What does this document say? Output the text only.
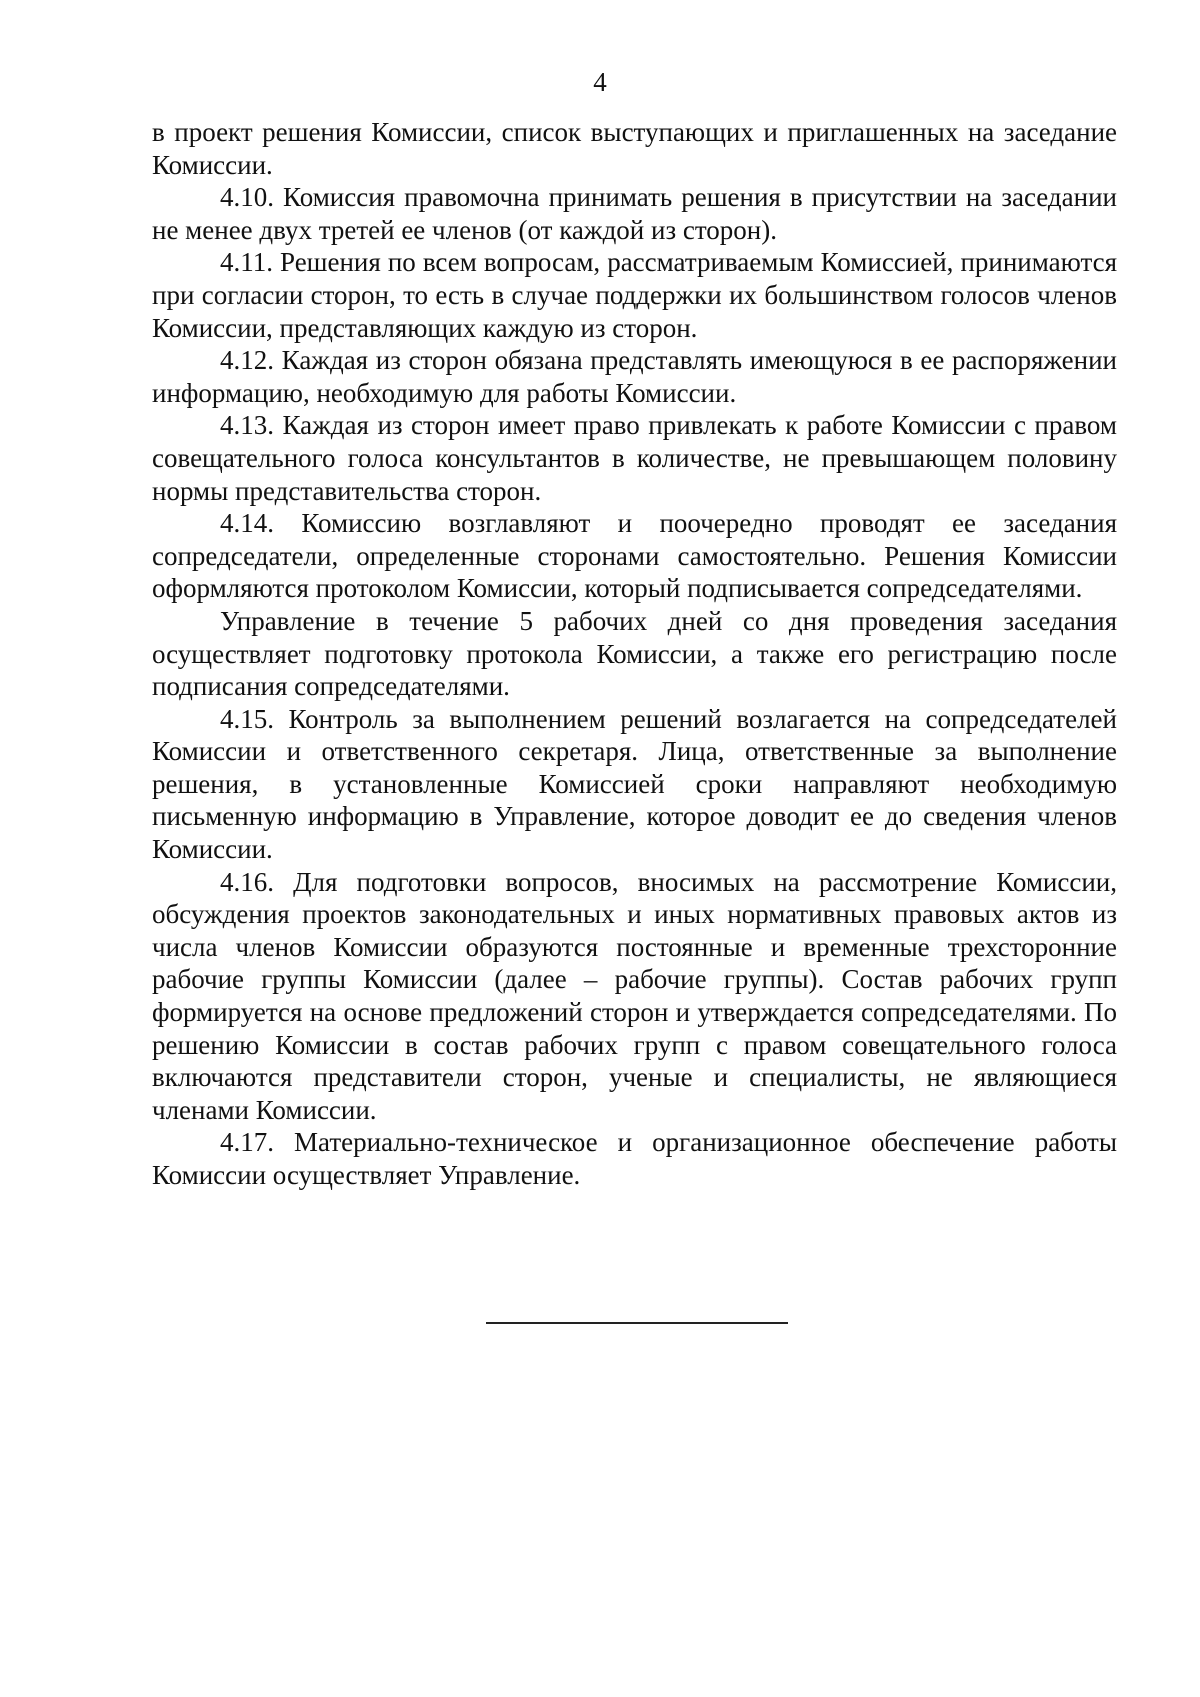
4

в проект решения Комиссии, список выступающих и приглашенных на заседание Комиссии.

4.10. Комиссия правомочна принимать решения в присутствии на заседании не менее двух третей ее членов (от каждой из сторон).

4.11. Решения по всем вопросам, рассматриваемым Комиссией, принимаются при согласии сторон, то есть в случае поддержки их большинством голосов членов Комиссии, представляющих каждую из сторон.

4.12. Каждая из сторон обязана представлять имеющуюся в ее распоряжении информацию, необходимую для работы Комиссии.

4.13. Каждая из сторон имеет право привлекать к работе Комиссии с правом совещательного голоса консультантов в количестве, не превышающем половину нормы представительства сторон.

4.14. Комиссию возглавляют и поочередно проводят ее заседания сопредседатели, определенные сторонами самостоятельно. Решения Комиссии оформляются протоколом Комиссии, который подписывается сопредседателями.

Управление в течение 5 рабочих дней со дня проведения заседания осуществляет подготовку протокола Комиссии, а также его регистрацию после подписания сопредседателями.

4.15. Контроль за выполнением решений возлагается на сопредседателей Комиссии и ответственного секретаря. Лица, ответственные за выполнение решения, в установленные Комиссией сроки направляют необходимую письменную информацию в Управление, которое доводит ее до сведения членов Комиссии.

4.16. Для подготовки вопросов, вносимых на рассмотрение Комиссии, обсуждения проектов законодательных и иных нормативных правовых актов из числа членов Комиссии образуются постоянные и временные трехсторонние рабочие группы Комиссии (далее – рабочие группы). Состав рабочих групп формируется на основе предложений сторон и утверждается сопредседателями. По решению Комиссии в состав рабочих групп с правом совещательного голоса включаются представители сторон, ученые и специалисты, не являющиеся членами Комиссии.

4.17. Материально-техническое и организационное обеспечение работы Комиссии осуществляет Управление.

**********

TASK TO COMPLETE = Identify each line of the material where the word "Комиссии" shows up, and copy it.

TASK OUTPUT =
в проект решения Комиссии, список выступающих и приглашенных на заседание Комиссии.
4.11. Решения по всем вопросам, рассматриваемым Комиссией, принимаются при согласии сторон, то есть в случае поддержки их большинством голосов членов Комиссии, представляющих каждую из сторон.
4.12. Каждая из сторон обязана представлять имеющуюся в ее распоряжении информацию, необходимую для работы Комиссии.
4.13. Каждая из сторон имеет право привлекать к работе Комиссии с правом совещательного голоса консультантов в количестве, не превышающем половину нормы представительства сторон.
4.14. Комиссию возглавляют и поочередно проводят ее заседания сопредседатели, определенные сторонами самостоятельно. Решения Комиссии оформляются протоколом Комиссии, который подписывается сопредседателями.
Управление в течение 5 рабочих дней со дня проведения заседания осуществляет подготовку протокола Комиссии, а также его регистрацию после подписания сопредседателями.
4.15. Контроль за выполнением решений возлагается на сопредседателей Комиссии и ответственного секретаря. Лица, ответственные за выполнение решения, в установленные Комиссией сроки направляют необходимую письменную информацию в Управление, которое доводит ее до сведения членов Комиссии.
4.16. Для подготовки вопросов, вносимых на рассмотрение Комиссии, обсуждения проектов законодательных и иных нормативных правовых актов из числа членов Комиссии образуются постоянные и временные трехсторонние рабочие группы Комиссии (далее – рабочие группы). Состав рабочих групп формируется на основе предложений сторон и утверждается сопредседателями. По решению Комиссии в состав рабочих групп с правом совещательного голоса включаются представители сторон, ученые и специалисты, не являющиеся членами Комиссии.
4.17. Материально-техническое и организационное обеспечение работы Комиссии осуществляет Управление.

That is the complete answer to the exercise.